_Source_
---------------

Again, VAC is now a seller of points, not weeks.


----------



## GregT (Mar 1, 2015)

NYFLTRAVELER said:


> As for the San Diego location, I have been to San Diego once, a few general QUESTIONS: (1) Will there be resort-like amenities here such as a pool and activities for guests? (2) Is the area where this is located considered safe and clean (e.g. for walking around the city, to/from Balboa Park, to/from Gaslamp Restaurants, PetCo, etc...(3) Again are they selling weeks or acquiring this for the DC points trust?



With respect to the San Diego property, I agree with Werner that it will not be possible to make a significant change to the property (space is at a premium in downtown) and therefore the existing indoor pool is all that I expect to remain.  

With respect to safety, I believe it is safe to walk down to/from the Gaslamp and Petco -- downtown is generally very safe..  The proximity to Balboa Park is good, but I personally would not walk it.  It is not that close and I would not walk it at night time.   Whereas downtown is well lit and well patrolled, the stretch from Balboa Park to the new MVC-San Diego is less so.  But very very easy drive.

Best,

Greg


----------



## GaryDouglas (Mar 1, 2015)

Werner Weiss said:


> Perhaps someone else here can figure out the building.



Here's a clue from Stephen Weisz earlier in this thread...
"Art Deco historic buildings in South Beach."


----------



## BobG7734 (Mar 2, 2015)

Looks like a lot of analysts like what VAC is doing....up 3% to 79 today and short interst is very low!


----------



## Cobra1950 (Mar 3, 2015)

---------------

_What is asked_
1. In the forum thread, which pool does GregT expect to be the only one remaining at the San Diego property?
2. Carry the forum thread on from its last line by writing the post that follows the Cobra1950 heading.
The rows below the forum thread come from a separate source.

---------------

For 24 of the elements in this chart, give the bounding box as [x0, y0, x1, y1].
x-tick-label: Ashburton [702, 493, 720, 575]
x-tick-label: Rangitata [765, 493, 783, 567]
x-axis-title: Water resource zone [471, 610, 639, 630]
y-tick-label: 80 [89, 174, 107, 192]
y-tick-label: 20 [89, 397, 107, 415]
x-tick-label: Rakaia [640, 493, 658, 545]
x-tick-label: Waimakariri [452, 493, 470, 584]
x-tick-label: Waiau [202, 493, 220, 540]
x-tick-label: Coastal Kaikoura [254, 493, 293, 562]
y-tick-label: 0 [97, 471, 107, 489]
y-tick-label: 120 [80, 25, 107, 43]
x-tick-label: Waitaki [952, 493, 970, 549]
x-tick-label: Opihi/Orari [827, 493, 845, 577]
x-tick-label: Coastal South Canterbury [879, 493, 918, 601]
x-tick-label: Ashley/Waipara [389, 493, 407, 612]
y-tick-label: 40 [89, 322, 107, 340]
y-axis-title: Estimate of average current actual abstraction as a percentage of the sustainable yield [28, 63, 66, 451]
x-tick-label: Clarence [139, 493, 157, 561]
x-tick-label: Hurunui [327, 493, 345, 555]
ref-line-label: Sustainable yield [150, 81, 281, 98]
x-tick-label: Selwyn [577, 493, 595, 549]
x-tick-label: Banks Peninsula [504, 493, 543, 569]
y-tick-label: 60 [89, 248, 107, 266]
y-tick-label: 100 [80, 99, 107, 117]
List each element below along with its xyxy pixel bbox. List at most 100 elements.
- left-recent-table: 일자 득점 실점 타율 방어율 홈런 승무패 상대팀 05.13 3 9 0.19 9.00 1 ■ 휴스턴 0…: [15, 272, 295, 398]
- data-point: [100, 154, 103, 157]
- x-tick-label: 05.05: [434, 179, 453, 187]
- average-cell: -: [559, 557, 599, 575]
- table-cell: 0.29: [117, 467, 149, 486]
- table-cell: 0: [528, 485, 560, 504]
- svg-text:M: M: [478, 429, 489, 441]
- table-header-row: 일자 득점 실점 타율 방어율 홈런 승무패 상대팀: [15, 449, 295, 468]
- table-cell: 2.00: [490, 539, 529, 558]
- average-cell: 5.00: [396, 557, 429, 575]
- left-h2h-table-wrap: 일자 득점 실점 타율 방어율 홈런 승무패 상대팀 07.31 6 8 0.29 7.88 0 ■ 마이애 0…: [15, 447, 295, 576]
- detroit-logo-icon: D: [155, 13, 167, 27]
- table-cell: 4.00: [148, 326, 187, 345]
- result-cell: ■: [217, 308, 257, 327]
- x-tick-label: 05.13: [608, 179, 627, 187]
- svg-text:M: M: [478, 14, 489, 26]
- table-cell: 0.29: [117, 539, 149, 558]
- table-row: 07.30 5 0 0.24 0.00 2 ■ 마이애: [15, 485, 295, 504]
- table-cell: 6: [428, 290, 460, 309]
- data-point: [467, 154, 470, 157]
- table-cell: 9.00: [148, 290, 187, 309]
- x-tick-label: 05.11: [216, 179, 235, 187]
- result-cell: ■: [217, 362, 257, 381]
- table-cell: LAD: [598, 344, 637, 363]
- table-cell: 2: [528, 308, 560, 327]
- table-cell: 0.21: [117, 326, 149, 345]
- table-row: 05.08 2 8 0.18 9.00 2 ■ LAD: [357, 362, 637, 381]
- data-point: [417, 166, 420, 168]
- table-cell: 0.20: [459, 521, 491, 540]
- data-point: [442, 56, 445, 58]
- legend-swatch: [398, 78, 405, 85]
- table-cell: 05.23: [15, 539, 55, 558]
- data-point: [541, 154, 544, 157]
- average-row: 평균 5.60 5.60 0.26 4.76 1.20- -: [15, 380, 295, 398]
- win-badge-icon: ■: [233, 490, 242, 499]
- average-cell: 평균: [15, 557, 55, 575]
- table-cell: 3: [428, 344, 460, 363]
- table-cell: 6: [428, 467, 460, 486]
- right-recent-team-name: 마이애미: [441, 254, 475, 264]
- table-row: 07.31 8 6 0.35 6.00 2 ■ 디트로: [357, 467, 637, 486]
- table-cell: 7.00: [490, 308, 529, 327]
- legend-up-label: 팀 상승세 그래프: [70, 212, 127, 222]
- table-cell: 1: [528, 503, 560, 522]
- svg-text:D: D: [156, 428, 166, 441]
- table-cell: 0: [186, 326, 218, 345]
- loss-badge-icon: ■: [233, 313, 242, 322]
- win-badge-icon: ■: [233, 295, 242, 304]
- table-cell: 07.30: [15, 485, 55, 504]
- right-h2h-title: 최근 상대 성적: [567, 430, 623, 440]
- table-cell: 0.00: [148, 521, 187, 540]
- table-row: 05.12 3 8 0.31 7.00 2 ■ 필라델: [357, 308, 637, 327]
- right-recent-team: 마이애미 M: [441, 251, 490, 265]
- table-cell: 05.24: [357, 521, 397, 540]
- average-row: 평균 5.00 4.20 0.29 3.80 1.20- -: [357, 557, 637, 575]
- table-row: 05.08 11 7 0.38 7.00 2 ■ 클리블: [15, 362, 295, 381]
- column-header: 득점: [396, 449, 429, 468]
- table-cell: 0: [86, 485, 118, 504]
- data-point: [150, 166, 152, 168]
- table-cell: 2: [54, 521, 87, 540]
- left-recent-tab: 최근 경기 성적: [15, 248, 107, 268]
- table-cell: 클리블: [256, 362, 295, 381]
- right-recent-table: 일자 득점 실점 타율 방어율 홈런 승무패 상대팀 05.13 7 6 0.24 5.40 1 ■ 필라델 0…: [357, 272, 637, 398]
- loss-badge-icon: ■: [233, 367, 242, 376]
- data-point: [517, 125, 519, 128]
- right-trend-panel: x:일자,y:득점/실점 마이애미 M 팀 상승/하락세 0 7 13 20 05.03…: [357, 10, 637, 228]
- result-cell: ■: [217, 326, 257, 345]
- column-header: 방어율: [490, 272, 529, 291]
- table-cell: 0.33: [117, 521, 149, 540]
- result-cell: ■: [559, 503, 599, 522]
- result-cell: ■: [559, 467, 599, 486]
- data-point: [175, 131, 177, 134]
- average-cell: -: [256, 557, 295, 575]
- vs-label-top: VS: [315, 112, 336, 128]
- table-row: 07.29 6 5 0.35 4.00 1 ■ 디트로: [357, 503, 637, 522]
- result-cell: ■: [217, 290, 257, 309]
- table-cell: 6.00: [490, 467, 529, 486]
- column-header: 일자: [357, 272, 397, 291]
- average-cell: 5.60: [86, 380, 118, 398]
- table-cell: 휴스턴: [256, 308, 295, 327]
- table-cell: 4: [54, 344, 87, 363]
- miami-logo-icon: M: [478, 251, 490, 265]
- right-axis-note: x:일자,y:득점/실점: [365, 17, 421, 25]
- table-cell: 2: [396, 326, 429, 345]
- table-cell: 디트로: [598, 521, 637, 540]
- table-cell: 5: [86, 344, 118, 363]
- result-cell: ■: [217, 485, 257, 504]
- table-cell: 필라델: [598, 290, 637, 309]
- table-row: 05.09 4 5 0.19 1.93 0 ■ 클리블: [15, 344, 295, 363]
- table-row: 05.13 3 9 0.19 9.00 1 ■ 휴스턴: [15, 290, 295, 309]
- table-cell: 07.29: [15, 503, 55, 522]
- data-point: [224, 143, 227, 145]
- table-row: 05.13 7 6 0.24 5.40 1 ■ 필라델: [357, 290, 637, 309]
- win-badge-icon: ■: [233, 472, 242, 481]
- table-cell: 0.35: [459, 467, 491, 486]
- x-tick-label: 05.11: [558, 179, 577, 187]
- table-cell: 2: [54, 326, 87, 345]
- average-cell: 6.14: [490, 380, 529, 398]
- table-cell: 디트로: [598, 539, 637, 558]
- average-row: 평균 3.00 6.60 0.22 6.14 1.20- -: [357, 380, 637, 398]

---------------

_Answer list_
1. The existing indoor pool.

2.
Having sat though a Marriott VCP presentation in Mountainside yesterday, was nice to see confirmation of new properties.  Did not bite on new points addition but might just when all dust settled:whoopie:


----------



## BocaBoy (Apr 22, 2015)

GregT said:


> Has anyone stayed at the Waikoloa Marriott?   We stayed there for a single night when transitioning to the HGVC property there, but it literally was just an overnight so no real experience at the property.



We spent a week (or maybe it was 5 nights) there a few years ago, and enjoyed our stay.  It is a nice resort, but not one of Marriott's most luxurious resorts.  It can't compare to the Wailea Beach Marriott resort on Maui, for example.  Having said that, it is very nice and I think it will make a worthy addition to the MVCI system if they do a high quality conversion like they did in Maui.  I think they learned what doesn't work in the KBC conversion, such as 1BR units that lock off.


----------



## b2bailey (Apr 22, 2015)

Werner Weiss said:


> The bad thing about the parking structure is that it requires using narrow spiral ramps to get up to and down from the parking levels. When I stayed there, my rental car was a Lincoln Towncar. Driving on the ramp, I felt both side of the wide car were at risk if I didn't stay in the exact center of the ramp.
> 
> = =
> 
> ...


----------



## puckmanfl (Apr 22, 2015)

good morning...

not to be a negative nellie...

but we are almost 5 years into the new MVCD and DC, with not a single new property to be seen or officially announced..!!!!


----------



## rthib (Apr 22, 2015)

puckmanfl said:


> with not a single new property to be seen or officially announced..!!!!



Do you even read this thread?

During the Feb call Marriott officially announced new properties.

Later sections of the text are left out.